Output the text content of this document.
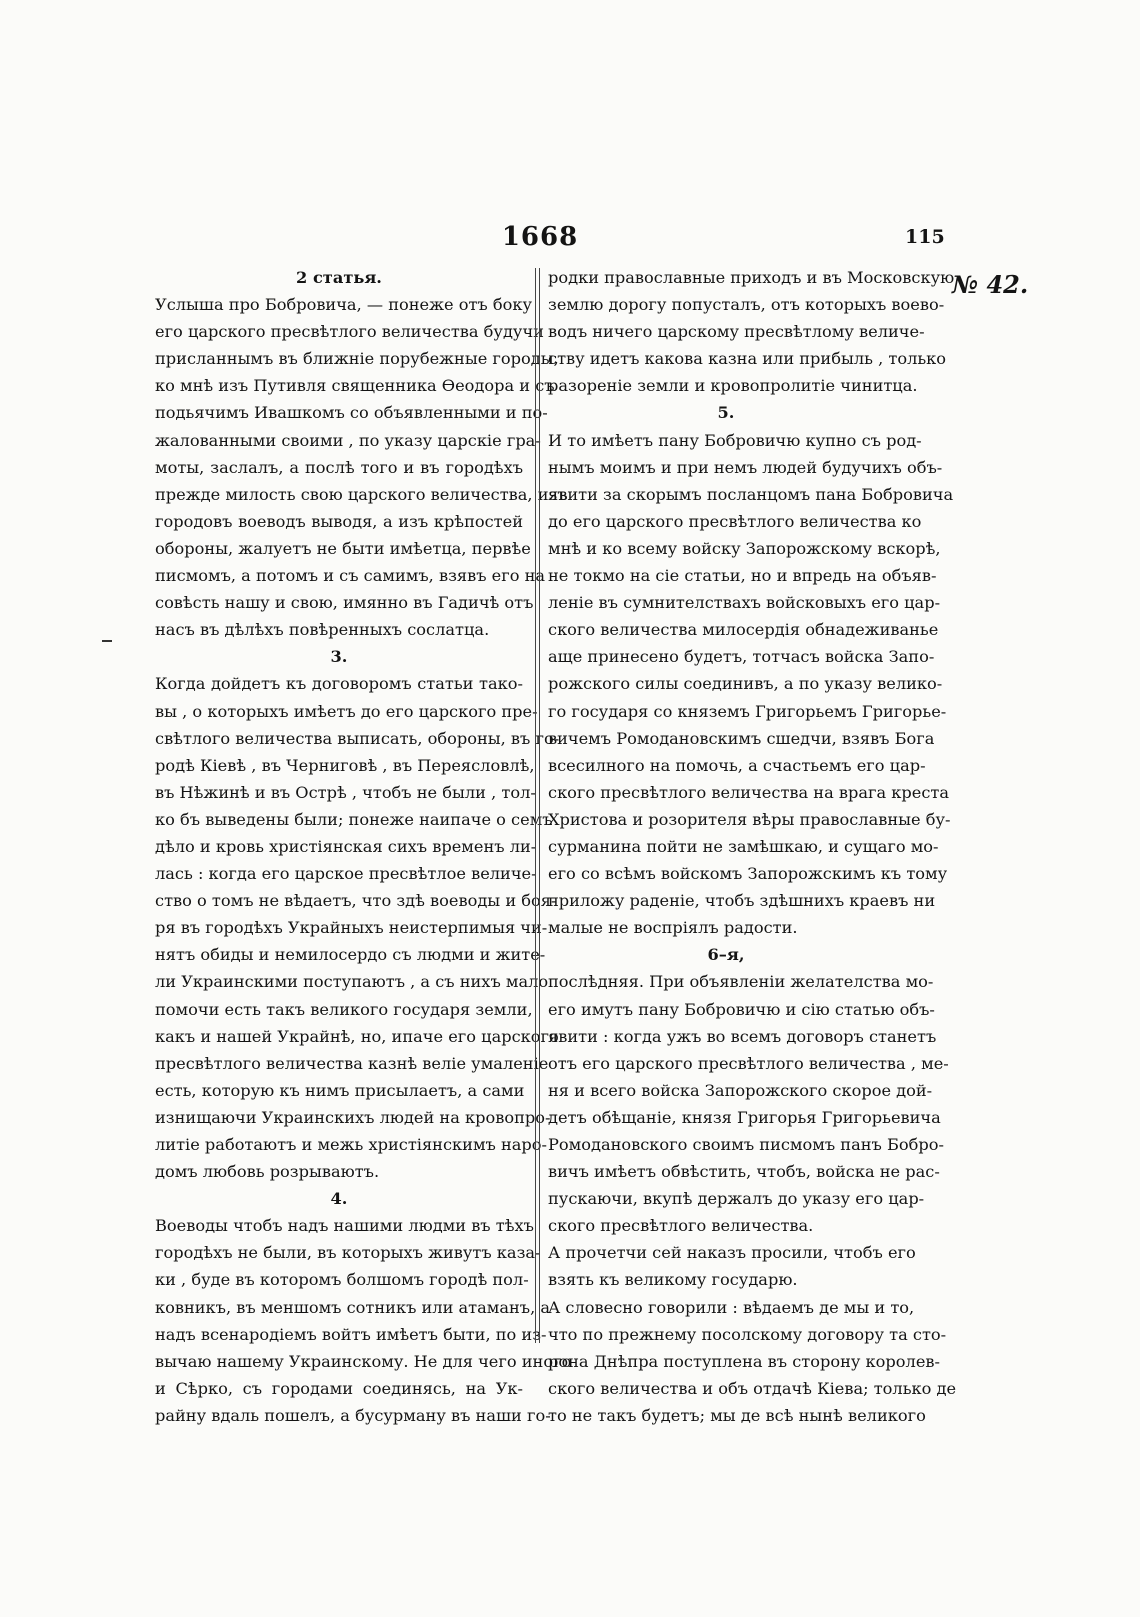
1668	115
№ 42.
2 статья.
Услыша про Бобровича, — понеже отъ боку
его царского пресвѣтлого величества будучи
присланнымъ въ ближніе порубежные городы,
ко мнѣ изъ Путивля священника Ѳеодора и съ
подьячимъ Ивашкомъ со объявленными и по-
жалованными своими , по указу царскіе гра-
моты, заслалъ, а послѣ того и въ городѣхъ
прежде милость свою царского величества, изъ
городовъ воеводъ выводя, а изъ крѣпостей
обороны, жалуетъ не быти имѣетца, первѣе
писмомъ, а потомъ и съ самимъ, взявъ его на
совѣсть нашу и свою, имянно въ Гадичѣ отъ
насъ въ дѣлѣхъ повѣренныхъ сослатца.
3.
Когда дойдетъ къ договоромъ статьи тако-
вы , о которыхъ имѣетъ до его царского пре-
свѣтлого величества выписать, обороны, въ го-
родѣ Кіевѣ , въ Черниговѣ , въ Переясловлѣ,
въ Нѣжинѣ и въ Острѣ , чтобъ не были , тол-
ко бъ выведены были; понеже наипаче о семъ
дѣло и кровь христіянская сихъ временъ ли-
лась : когда его царское пресвѣтлое величе-
ство о томъ не вѣдаетъ, что здѣ воеводы и боя-
ря въ городѣхъ Украйныхъ неистерпимыя чи-
нятъ обиды и немилосердо съ людми и жите-
ли Украинскими поступаютъ , а съ нихъ мало
помочи есть такъ великого государя земли,
какъ и нашей Украйнѣ, но, ипаче его царского
пресвѣтлого величества казнѣ веліе умаленіе
есть, которую къ нимъ присылаетъ, а сами
изнищаючи Украинскихъ людей на кровопро-
литіе работаютъ и межь христіянскимъ наро-
домъ любовь розрываютъ.
4.
Воеводы чтобъ надъ нашими людми въ тѣхъ
городѣхъ не были, въ которыхъ живутъ каза-
ки , буде въ которомъ болшомъ городѣ пол-
ковникъ, въ меншомъ сотникъ или атаманъ, а
надъ всенародіемъ войтъ имѣетъ быти, по из-
вычаю нашему Украинскому. Не для чего иного
и Сѣрко, съ городами соединясь, на Ук-
райну вдаль пошелъ, а бусурману въ наши го-
родки православные приходъ и въ Московскую
землю дорогу попусталъ, отъ которыхъ воево-
водъ ничего царскому пресвѣтлому величе-
ству идетъ какова казна или прибыль , только
разореніе земли и кровопролитіе чинитца.
5.
И то имѣетъ пану Бобровичю купно съ род-
нымъ моимъ и при немъ людей будучихъ объ-
явити за скорымъ посланцомъ пана Бобровича
до его царского пресвѣтлого величества ко
мнѣ и ко всему войску Запорожскому вскорѣ,
не токмо на сіе статьи, но и впредь на объяв-
леніе въ сумнителствахъ войсковыхъ его цар-
ского величества милосердія обнадеживанье
аще принесено будетъ, тотчасъ войска Запо-
рожского силы соединивъ, а по указу велико-
го государя со княземъ Григорьемъ Григорье-
вичемъ Ромодановскимъ сшедчи, взявъ Бога
всесилного на помочь, а счастьемъ его цар-
ского пресвѣтлого величества на врага креста
Христова и розорителя вѣры православные бу-
сурманина пойти не замѣшкаю, и сущаго мо-
его со всѣмъ войскомъ Запорожскимъ къ тому
приложу раденіе, чтобъ здѣшнихъ краевъ ни
малые не воспріялъ радости.
6–я,
послѣдняя. При объявленіи желателства мо-
его имутъ пану Бобровичю и сію статью объ-
явити : когда ужъ во всемъ договоръ станетъ
отъ его царского пресвѣтлого величества , ме-
ня и всего войска Запорожского скорое дой-
детъ обѣщаніе, князя Григорья Григорьевича
Ромодановского своимъ писмомъ панъ Бобро-
вичъ имѣетъ обвѣстить, чтобъ, войска не рас-
пускаючи, вкупѣ держалъ до указу его цар-
ского пресвѣтлого величества.
А прочетчи сей наказъ просили, чтобъ его
взять къ великому государю.
А словесно говорили : вѣдаемъ де мы и то,
что по прежнему посолскому договору та сто-
рона Днѣпра поступлена въ сторону королев-
ского величества и объ отдачѣ Кіева; только де
то не такъ будетъ; мы де всѣ нынѣ великого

[WHAT YOU ARE ASKED TO DO]: Gather every line from the listing above in which the word "величества" appears.

[PROBLEM SOLUTION]:
его царского пресвѣтлого величества будучи
прежде милость свою царского величества, изъ
свѣтлого величества выписать, обороны, въ го-
пресвѣтлого величества казнѣ веліе умаленіе
до его царского пресвѣтлого величества ко
ского величества милосердія обнадеживанье
ского пресвѣтлого величества на врага креста
отъ его царского пресвѣтлого величества , ме-
ского пресвѣтлого величества.
ского величества и объ отдачѣ Кіева; только де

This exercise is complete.